GOAL — Please copy every line of the records below that holds the word "South".

DATA PROVIDED —
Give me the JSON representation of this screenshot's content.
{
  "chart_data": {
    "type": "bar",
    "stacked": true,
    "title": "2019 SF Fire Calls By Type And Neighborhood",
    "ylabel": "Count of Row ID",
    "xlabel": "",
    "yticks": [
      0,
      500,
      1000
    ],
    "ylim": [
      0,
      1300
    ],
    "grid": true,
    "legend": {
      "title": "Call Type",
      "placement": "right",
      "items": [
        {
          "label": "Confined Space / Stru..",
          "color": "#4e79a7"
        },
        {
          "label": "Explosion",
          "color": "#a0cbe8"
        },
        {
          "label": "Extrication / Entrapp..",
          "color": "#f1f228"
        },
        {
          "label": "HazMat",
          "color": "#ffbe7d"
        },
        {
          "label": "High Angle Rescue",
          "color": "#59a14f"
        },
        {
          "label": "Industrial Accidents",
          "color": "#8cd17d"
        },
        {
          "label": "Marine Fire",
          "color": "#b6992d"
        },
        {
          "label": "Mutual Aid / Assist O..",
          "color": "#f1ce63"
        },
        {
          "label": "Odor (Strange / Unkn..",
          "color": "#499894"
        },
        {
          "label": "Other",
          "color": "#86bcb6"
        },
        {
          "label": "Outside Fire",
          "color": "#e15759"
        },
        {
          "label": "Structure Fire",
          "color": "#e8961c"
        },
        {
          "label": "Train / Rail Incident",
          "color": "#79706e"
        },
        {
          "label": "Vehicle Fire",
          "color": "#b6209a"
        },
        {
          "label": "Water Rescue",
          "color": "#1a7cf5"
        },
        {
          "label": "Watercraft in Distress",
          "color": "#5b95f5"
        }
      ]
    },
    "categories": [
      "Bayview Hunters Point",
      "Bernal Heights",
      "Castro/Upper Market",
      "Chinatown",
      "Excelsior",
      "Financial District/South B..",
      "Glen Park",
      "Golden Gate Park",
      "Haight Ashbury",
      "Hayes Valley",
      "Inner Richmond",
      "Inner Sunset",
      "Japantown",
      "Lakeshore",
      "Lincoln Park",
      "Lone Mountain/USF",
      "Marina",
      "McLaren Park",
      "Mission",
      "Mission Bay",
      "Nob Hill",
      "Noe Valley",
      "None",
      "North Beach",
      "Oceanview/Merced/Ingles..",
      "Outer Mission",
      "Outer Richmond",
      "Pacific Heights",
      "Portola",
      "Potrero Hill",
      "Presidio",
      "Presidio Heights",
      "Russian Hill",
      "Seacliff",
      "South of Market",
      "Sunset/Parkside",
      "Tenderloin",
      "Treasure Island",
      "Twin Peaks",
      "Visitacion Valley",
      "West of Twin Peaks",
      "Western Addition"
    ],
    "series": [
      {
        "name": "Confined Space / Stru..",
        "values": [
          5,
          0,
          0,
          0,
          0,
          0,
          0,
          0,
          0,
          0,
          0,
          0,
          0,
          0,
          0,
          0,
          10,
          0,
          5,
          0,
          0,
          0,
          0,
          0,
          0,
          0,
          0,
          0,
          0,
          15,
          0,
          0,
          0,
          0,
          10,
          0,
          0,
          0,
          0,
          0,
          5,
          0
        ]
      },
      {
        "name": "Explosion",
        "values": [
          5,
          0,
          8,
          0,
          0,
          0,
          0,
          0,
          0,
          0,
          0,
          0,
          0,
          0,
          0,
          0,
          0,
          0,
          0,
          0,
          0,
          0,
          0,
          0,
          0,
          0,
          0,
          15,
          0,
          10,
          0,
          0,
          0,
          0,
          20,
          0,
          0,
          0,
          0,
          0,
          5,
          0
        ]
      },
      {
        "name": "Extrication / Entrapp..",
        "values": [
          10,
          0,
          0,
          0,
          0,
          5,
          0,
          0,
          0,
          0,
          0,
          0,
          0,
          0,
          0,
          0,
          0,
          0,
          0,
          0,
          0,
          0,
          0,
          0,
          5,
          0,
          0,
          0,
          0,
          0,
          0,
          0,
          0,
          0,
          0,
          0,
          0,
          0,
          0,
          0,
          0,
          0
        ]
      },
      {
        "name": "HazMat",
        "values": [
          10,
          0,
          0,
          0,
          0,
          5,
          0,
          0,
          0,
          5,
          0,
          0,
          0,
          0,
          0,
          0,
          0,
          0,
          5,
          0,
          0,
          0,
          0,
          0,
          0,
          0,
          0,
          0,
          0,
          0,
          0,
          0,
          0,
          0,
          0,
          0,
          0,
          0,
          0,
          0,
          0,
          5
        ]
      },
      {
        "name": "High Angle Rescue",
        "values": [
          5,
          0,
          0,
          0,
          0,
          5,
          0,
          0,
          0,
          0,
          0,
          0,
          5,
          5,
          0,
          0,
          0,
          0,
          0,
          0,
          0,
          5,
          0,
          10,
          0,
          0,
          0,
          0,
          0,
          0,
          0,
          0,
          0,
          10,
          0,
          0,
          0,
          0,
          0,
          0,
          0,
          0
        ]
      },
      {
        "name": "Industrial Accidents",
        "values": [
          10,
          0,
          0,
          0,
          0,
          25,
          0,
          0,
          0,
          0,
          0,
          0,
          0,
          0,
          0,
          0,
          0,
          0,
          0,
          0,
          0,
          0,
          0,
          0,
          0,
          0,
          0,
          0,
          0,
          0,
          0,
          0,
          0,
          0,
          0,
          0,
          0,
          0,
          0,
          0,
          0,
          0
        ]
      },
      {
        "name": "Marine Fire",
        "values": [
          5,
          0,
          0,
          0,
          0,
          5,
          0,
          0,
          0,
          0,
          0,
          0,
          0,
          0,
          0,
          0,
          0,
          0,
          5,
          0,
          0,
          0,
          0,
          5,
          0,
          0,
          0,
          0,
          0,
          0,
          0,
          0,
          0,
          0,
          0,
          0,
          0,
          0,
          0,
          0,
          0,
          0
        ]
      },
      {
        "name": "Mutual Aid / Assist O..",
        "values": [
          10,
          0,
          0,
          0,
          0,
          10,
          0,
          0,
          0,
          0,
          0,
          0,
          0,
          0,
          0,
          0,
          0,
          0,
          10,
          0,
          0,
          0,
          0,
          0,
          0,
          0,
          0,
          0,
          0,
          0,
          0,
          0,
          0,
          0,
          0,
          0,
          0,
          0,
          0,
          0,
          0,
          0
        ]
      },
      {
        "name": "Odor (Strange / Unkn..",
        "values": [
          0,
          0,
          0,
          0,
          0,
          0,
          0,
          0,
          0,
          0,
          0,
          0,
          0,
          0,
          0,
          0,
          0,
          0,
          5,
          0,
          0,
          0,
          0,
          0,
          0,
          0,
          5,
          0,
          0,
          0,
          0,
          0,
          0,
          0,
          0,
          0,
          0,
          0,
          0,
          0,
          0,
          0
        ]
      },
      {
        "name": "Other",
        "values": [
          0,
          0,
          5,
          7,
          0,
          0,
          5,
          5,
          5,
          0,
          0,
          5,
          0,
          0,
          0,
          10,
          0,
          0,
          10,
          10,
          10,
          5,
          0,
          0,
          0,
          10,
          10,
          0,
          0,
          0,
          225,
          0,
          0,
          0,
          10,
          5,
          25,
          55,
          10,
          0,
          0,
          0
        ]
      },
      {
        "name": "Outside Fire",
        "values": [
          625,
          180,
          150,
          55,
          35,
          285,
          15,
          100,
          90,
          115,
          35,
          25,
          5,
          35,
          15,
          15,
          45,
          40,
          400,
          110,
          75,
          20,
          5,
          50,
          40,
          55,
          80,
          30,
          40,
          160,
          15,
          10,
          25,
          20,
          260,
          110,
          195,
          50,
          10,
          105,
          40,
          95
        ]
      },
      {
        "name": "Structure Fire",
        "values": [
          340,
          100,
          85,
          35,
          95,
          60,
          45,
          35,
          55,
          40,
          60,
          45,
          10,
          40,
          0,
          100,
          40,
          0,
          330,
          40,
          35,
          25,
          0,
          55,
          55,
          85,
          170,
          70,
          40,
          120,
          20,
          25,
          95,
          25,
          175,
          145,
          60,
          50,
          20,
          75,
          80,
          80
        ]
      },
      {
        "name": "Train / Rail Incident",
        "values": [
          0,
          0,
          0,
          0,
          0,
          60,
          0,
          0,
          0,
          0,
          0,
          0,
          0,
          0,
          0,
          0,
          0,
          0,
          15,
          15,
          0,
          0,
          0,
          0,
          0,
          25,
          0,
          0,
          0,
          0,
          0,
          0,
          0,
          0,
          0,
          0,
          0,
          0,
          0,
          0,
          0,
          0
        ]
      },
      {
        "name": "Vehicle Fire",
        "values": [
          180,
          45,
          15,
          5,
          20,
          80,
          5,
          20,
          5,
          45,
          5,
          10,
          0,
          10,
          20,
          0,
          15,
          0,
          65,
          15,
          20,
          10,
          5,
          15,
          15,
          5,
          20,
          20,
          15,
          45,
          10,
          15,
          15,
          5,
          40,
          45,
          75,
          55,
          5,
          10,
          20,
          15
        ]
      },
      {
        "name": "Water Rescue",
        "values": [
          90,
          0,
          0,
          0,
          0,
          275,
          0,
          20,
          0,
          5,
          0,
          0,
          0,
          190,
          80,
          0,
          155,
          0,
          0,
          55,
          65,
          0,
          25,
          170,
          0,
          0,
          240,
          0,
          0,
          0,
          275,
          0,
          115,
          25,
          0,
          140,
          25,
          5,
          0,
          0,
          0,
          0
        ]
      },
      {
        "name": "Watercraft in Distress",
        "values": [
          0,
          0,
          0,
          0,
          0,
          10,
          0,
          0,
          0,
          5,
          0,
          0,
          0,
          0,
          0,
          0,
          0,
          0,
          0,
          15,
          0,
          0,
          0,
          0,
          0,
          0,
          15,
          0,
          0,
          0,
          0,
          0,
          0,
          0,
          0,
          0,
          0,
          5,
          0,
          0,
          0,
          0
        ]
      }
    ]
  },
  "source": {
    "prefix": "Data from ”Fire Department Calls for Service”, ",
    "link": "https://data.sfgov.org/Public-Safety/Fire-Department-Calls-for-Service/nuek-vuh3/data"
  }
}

CORRECT ANSWER —
      "Financial District/South B..",
      "South of Market",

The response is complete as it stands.